:: DATA SUPPLIED

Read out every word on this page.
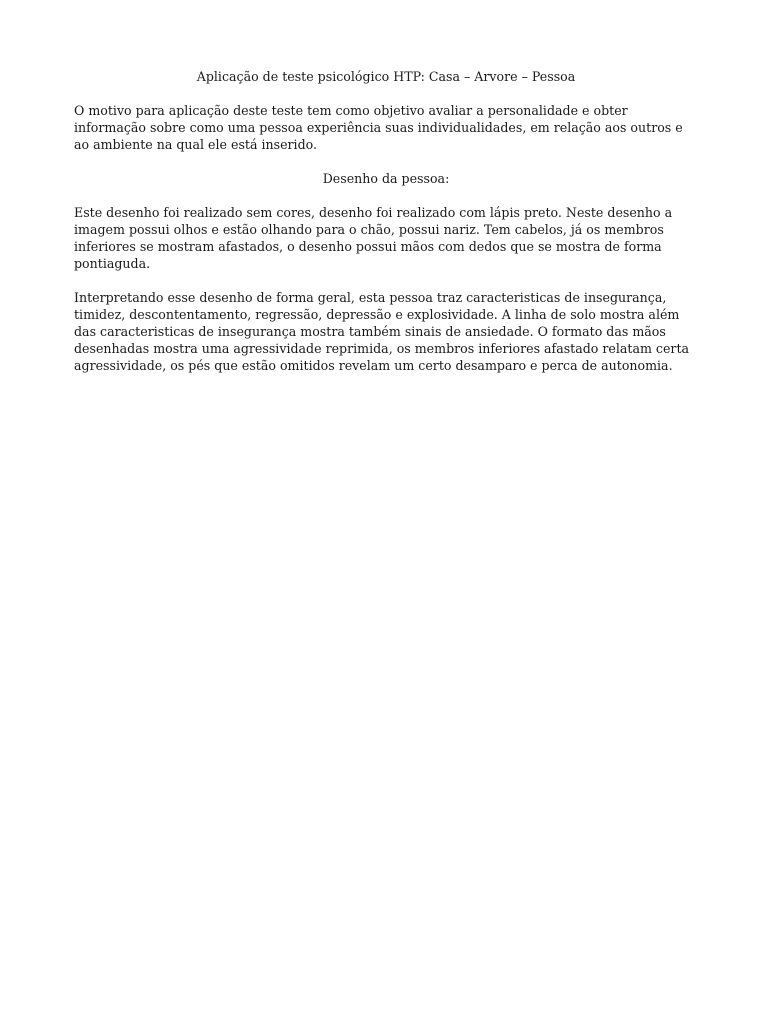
Aplicação de teste psicológico HTP: Casa – Arvore – Pessoa

O motivo para aplicação deste teste tem como objetivo avaliar a personalidade e obter informação sobre como uma pessoa experiência suas individualidades, em relação aos outros e ao ambiente na qual ele está inserido.

Desenho da pessoa:

Este desenho foi realizado sem cores, desenho foi realizado com lápis preto. Neste desenho a imagem possui olhos e estão olhando para o chão, possui nariz. Tem cabelos, já os membros inferiores se mostram afastados, o desenho possui mãos com dedos que se mostra de forma pontiaguda.

Interpretando esse desenho de forma geral, esta pessoa traz caracteristicas de insegurança, timidez, descontentamento, regressão, depressão e explosividade. A linha de solo mostra além das caracteristicas de insegurança mostra também sinais de ansiedade. O formato das mãos desenhadas mostra uma agressividade reprimida, os membros inferiores afastado relatam certa agressividade, os pés que estão omitidos revelam um certo desamparo e perca de autonomia.
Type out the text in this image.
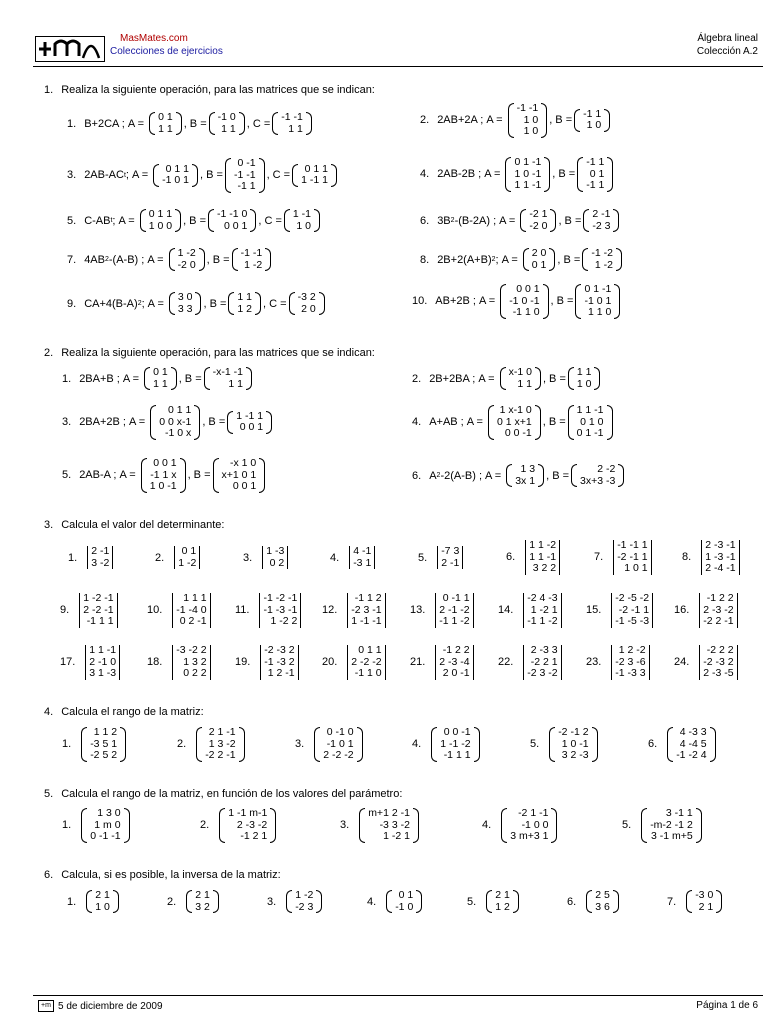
MasMates.com
Colecciones de ejercicios
Álgebra lineal
Colección A.2
1. Realiza la siguiente operación, para las matrices que se indican:
1. B+2CA ; A =
0 1
1 1 , B =
-1 0
1 1 , C =
-1 -1
1 1
2. 2AB+2A ; A =
-1 -1
1 0
1 0
, B =
-1 1
1 0
3. 2AB-AC t ; A =
0 1 1
-1 0 1 , B =
0 -1
-1 -1
-1 1
, C =
0 1 1
1 -1 1	4. 2AB-2B ; A =
0 1 -1
1 0 -1
1 1 -1
, B =
-1 1
0 1
-1 1
5. C-AB t ; A =
0 1 1
1 0 0 , B =
-1 -1 0
0 0 1 , C =
1 -1
1 0	6. 3B 2 -(B-2A) ; A =
-2 1
-2 0 , B =
2 -1
-2 3
7. 4AB 2 -(A-B) ; A =
1 -2
-2 0 , B =
-1 -1
1 -2	8. 2B+2(A+B) 2 ; A =
2 0
0 1 , B =
-1 -2
1 -2
9. CA+4(B-A) 2 ; A =
3 0
3 3 , B =
1 1
1 2 , C =
-3 2
2 0
10. AB+2B ; A =
0 0 1
-1 0 -1
-1 1 0
, B =
0 1 -1
-1 0 1
1 1 0
2. Realiza la siguiente operación, para las matrices que se indican:
1. 2BA+B ; A =
0 1
1 1 , B =
-x-1 -1
1 1	2. 2B+2BA ; A =
x-1 0
1 1 , B =
1 1
1 0
3. 2BA+2B ; A =
0 1 1
0 0 x-1
-1 0 x
, B =
1 -1 1
0 0 1	4. A+AB ; A =
1 x-1 0
0 1 x+1
0 0 -1
, B =
1 1 -1
0 1 0
0 1 -1
5. 2AB-A ; A =
0 0 1
-1 1 x
1 0 -1
, B =
-x 1 0
x+1 0 1
0 0 1
6. A 2 -2(A-B) ; A =
1 3
3x 1 , B =
2 -2
3x+3 -3
3. Calcula el valor del determinante:
1.
2 -1
3 -2	2.
0 1
1 -2	3.
1 -3
0 2	4.
4 -1
-3 1	5.
-7 3
2 -1	6.
1 1 -2
1 1 -1
3 2 2
7.
-1 -1 1
-2 -1 1
1 0 1
8.
2 -3 -1
1 -3 -1
2 -4 -1
9.
1 -2 -1
2 -2 -1
-1 1 1
10.
1 1 1
-1 -4 0
0 2 -1
11.
-1 -2 -1
-1 -3 -1
1 -2 2
12.
-1 1 2
-2 3 -1
1 -1 -1
13.
0 -1 1
2 -1 -2
-1 1 -2
14.
-2 4 -3
1 -2 1
-1 1 -2
15.
-2 -5 -2
-2 -1 1
-1 -5 -3
16.
-1 2 2
2 -3 -2
-2 2 -1
17.
1 1 -1
2 -1 0
3 1 -3
18.
-3 -2 2
1 3 2
0 2 2
19.
-2 -3 2
-1 -3 2
1 2 -1
20.
0 1 1
2 -2 -2
-1 1 0
21.
-1 2 2
2 -3 -4
2 0 -1
22.
2 -3 3
-2 2 1
-2 3 -2
23.
1 2 -2
-2 3 -6
-1 -3 3
24.
-2 2 2
-2 -3 2
2 -3 -5
4. Calcula el rango de la matriz:
1.
1 1 2
-3 5 1
-2 5 2
2.
2 1 -1
1 3 -2
-2 2 -1
3.
0 -1 0
-1 0 1
2 -2 -2
4.
0 0 -1
1 -1 -2
-1 1 1
5.
-2 -1 2
1 0 -1
3 2 -3
6.
4 -3 3
4 -4 5
-1 -2 4
5. Calcula el rango de la matriz, en función de los valores del parámetro:
1.
1 3 0
1 m 0
0 -1 -1
2.
1 -1 m-1
2 -3 -2
-1 2 1
3.
m+1 2 -1
-3 3 -2
1 -2 1
4.
-2 1 -1
-1 0 0
3 m+3 1
5.
3 -1 1
-m-2 -1 2
3 -1 m+5
6. Calcula, si es posible, la inversa de la matriz:
1.
2 1
1 0	2.
2 1
3 2	3.
1 -2
-2 3	4.
0 1
-1 0	5.
2 1
1 2	6.
2 5
3 6	7.
-3 0
2 1
+m 5 de diciembre de 2009	Página 1 de 6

::::

DESCRIPTION OF THE TASK » In your copy, repeat each record exactly and include no pictures.

RESULT OF THIS TASK »
Read out every word on this page.
Aplicação de teste psicológico HTP: Casa – Arvore – Pessoa

O motivo para aplicação deste teste tem como objetivo avaliar a personalidade e obter informação sobre como uma pessoa experiência suas individualidades, em relação aos outros e ao ambiente na qual ele está inserido.

Desenho da pessoa:

Este desenho foi realizado sem cores, desenho foi realizado com lápis preto. Neste desenho a imagem possui olhos e estão olhando para o chão, possui nariz. Tem cabelos, já os membros inferiores se mostram afastados, o desenho possui mãos com dedos que se mostra de forma pontiaguda.

Interpretando esse desenho de forma geral, esta pessoa traz caracteristicas de insegurança, timidez, descontentamento, regressão, depressão e explosividade. A linha de solo mostra além das caracteristicas de insegurança mostra também sinais de ansiedade. O formato das mãos desenhadas mostra uma agressividade reprimida, os membros inferiores afastado relatam certa agressividade, os pés que estão omitidos revelam um certo desamparo e perca de autonomia.
Type out the text in this image.
MasMates.com
Colecciones de ejercicios
Álgebra lineal
Colección A.2
1. Realiza la siguiente operación, para las matrices que se indican:
1. B+2CA ; A =
0 1
1 1 , B =
-1 0
1 1 , C =
-1 -1
1 1
2. 2AB+2A ; A =
-1 -1
1 0
1 0
, B =
-1 1
1 0
3. 2AB-AC t ; A =
0 1 1
-1 0 1 , B =
0 -1
-1 -1
-1 1
, C =
0 1 1
1 -1 1	4. 2AB-2B ; A =
0 1 -1
1 0 -1
1 1 -1
, B =
-1 1
0 1
-1 1
5. C-AB t ; A =
0 1 1
1 0 0 , B =
-1 -1 0
0 0 1 , C =
1 -1
1 0	6. 3B 2 -(B-2A) ; A =
-2 1
-2 0 , B =
2 -1
-2 3
7. 4AB 2 -(A-B) ; A =
1 -2
-2 0 , B =
-1 -1
1 -2	8. 2B+2(A+B) 2 ; A =
2 0
0 1 , B =
-1 -2
1 -2
9. CA+4(B-A) 2 ; A =
3 0
3 3 , B =
1 1
1 2 , C =
-3 2
2 0
10. AB+2B ; A =
0 0 1
-1 0 -1
-1 1 0
, B =
0 1 -1
-1 0 1
1 1 0
2. Realiza la siguiente operación, para las matrices que se indican:
1. 2BA+B ; A =
0 1
1 1 , B =
-x-1 -1
1 1	2. 2B+2BA ; A =
x-1 0
1 1 , B =
1 1
1 0
3. 2BA+2B ; A =
0 1 1
0 0 x-1
-1 0 x
, B =
1 -1 1
0 0 1	4. A+AB ; A =
1 x-1 0
0 1 x+1
0 0 -1
, B =
1 1 -1
0 1 0
0 1 -1
5. 2AB-A ; A =
0 0 1
-1 1 x
1 0 -1
, B =
-x 1 0
x+1 0 1
0 0 1
6. A 2 -2(A-B) ; A =
1 3
3x 1 , B =
2 -2
3x+3 -3
3. Calcula el valor del determinante:
1.
2 -1
3 -2	2.
0 1
1 -2	3.
1 -3
0 2	4.
4 -1
-3 1	5.
-7 3
2 -1	6.
1 1 -2
1 1 -1
3 2 2
7.
-1 -1 1
-2 -1 1
1 0 1
8.
2 -3 -1
1 -3 -1
2 -4 -1
9.
1 -2 -1
2 -2 -1
-1 1 1
10.
1 1 1
-1 -4 0
0 2 -1
11.
-1 -2 -1
-1 -3 -1
1 -2 2
12.
-1 1 2
-2 3 -1
1 -1 -1
13.
0 -1 1
2 -1 -2
-1 1 -2
14.
-2 4 -3
1 -2 1
-1 1 -2
15.
-2 -5 -2
-2 -1 1
-1 -5 -3
16.
-1 2 2
2 -3 -2
-2 2 -1
17.
1 1 -1
2 -1 0
3 1 -3
18.
-3 -2 2
1 3 2
0 2 2
19.
-2 -3 2
-1 -3 2
1 2 -1
20.
0 1 1
2 -2 -2
-1 1 0
21.
-1 2 2
2 -3 -4
2 0 -1
22.
2 -3 3
-2 2 1
-2 3 -2
23.
1 2 -2
-2 3 -6
-1 -3 3
24.
-2 2 2
-2 -3 2
2 -3 -5
4. Calcula el rango de la matriz:
1.
1 1 2
-3 5 1
-2 5 2
2.
2 1 -1
1 3 -2
-2 2 -1
3.
0 -1 0
-1 0 1
2 -2 -2
4.
0 0 -1
1 -1 -2
-1 1 1
5.
-2 -1 2
1 0 -1
3 2 -3
6.
4 -3 3
4 -4 5
-1 -2 4
5. Calcula el rango de la matriz, en función de los valores del parámetro:
1.
1 3 0
1 m 0
0 -1 -1
2.
1 -1 m-1
2 -3 -2
-1 2 1
3.
m+1 2 -1
-3 3 -2
1 -2 1
4.
-2 1 -1
-1 0 0
3 m+3 1
5.
3 -1 1
-m-2 -1 2
3 -1 m+5
6. Calcula, si es posible, la inversa de la matriz:
1.
2 1
1 0	2.
2 1
3 2	3.
1 -2
-2 3	4.
0 1
-1 0	5.
2 1
1 2	6.
2 5
3 6	7.
-3 0
2 1
+m 5 de diciembre de 2009	Página 1 de 6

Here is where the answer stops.